What you have to do: List every line below containing "component".

Source records:
##########

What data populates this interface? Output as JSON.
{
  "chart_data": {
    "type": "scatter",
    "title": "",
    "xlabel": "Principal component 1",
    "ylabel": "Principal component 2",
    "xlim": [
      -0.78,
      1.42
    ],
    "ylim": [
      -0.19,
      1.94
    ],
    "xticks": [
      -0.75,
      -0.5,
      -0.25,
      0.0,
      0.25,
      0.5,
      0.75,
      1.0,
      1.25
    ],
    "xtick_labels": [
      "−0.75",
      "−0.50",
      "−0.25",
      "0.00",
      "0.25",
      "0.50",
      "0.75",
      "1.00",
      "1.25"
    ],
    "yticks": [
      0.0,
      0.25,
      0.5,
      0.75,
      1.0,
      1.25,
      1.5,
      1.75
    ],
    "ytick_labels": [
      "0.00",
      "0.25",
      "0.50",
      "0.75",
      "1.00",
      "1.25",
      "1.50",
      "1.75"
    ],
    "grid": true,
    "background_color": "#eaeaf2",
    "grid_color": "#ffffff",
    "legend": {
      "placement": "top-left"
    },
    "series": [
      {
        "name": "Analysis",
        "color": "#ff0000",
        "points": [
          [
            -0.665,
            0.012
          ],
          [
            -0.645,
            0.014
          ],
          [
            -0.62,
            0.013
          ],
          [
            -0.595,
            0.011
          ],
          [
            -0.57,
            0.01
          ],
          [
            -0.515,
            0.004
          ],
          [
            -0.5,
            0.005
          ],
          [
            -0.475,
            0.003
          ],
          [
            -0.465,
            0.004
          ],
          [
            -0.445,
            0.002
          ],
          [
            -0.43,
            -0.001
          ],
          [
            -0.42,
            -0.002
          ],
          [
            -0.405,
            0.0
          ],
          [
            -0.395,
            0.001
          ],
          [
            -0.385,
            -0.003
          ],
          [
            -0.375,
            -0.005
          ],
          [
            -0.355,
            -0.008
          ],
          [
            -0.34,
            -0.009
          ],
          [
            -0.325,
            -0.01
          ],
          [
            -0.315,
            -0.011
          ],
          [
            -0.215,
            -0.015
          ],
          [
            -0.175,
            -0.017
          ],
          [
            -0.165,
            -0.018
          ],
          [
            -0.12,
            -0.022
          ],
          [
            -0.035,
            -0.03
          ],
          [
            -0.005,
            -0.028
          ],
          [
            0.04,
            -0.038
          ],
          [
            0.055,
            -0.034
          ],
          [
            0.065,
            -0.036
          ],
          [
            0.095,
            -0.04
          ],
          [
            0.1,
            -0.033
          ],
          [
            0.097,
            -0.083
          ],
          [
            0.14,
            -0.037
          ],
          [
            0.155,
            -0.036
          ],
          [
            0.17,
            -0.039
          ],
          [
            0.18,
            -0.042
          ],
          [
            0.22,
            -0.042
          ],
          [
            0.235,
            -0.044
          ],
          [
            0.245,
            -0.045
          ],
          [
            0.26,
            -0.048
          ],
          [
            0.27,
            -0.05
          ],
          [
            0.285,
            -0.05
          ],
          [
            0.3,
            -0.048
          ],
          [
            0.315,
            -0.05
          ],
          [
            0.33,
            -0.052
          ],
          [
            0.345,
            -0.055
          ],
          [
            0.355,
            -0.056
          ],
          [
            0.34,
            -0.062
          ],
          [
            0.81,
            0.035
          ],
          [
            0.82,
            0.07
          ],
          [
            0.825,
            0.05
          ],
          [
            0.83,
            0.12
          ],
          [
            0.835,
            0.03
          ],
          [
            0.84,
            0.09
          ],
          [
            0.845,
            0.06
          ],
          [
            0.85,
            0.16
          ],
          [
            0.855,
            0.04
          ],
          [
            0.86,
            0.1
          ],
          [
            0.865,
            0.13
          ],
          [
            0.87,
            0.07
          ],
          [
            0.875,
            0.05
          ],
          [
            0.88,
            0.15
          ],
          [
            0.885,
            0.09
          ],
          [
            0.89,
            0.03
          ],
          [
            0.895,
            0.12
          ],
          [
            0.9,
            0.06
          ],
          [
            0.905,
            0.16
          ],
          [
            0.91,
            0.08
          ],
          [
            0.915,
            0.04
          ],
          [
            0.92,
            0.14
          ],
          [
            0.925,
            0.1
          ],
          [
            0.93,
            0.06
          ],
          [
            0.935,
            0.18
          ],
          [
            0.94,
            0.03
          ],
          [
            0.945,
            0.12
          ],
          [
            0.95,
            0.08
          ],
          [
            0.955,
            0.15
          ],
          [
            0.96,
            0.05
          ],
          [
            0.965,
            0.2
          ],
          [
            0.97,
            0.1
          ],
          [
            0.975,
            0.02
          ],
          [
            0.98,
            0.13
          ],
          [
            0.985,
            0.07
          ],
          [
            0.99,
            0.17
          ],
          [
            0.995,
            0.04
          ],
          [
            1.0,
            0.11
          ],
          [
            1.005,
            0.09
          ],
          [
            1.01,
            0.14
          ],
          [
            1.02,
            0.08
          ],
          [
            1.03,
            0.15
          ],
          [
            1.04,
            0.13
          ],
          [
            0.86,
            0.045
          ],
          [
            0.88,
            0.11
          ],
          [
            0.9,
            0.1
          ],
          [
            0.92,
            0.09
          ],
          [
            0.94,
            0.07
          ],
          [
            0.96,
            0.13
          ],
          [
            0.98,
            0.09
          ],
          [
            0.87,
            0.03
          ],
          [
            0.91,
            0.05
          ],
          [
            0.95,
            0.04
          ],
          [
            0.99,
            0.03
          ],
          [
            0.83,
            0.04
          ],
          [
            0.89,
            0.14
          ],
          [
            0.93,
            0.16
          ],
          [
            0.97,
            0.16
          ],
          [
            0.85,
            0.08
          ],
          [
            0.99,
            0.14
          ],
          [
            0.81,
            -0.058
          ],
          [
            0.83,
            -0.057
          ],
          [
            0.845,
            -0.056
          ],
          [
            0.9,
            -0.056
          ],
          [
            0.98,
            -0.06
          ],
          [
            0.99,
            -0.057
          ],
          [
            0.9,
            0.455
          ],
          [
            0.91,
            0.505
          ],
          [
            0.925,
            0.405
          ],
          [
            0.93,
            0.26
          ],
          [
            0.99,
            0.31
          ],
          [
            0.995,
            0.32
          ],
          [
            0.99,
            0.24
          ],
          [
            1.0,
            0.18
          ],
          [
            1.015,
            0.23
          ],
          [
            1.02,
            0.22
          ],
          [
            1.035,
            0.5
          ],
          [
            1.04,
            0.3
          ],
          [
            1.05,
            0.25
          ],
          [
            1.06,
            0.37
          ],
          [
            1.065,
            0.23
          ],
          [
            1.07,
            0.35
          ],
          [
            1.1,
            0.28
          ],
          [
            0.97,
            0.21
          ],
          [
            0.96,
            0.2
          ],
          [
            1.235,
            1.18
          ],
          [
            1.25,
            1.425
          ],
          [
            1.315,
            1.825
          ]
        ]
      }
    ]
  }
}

##########

Expected answer:
    "xlabel": "Principal component 1",
    "ylabel": "Principal component 2",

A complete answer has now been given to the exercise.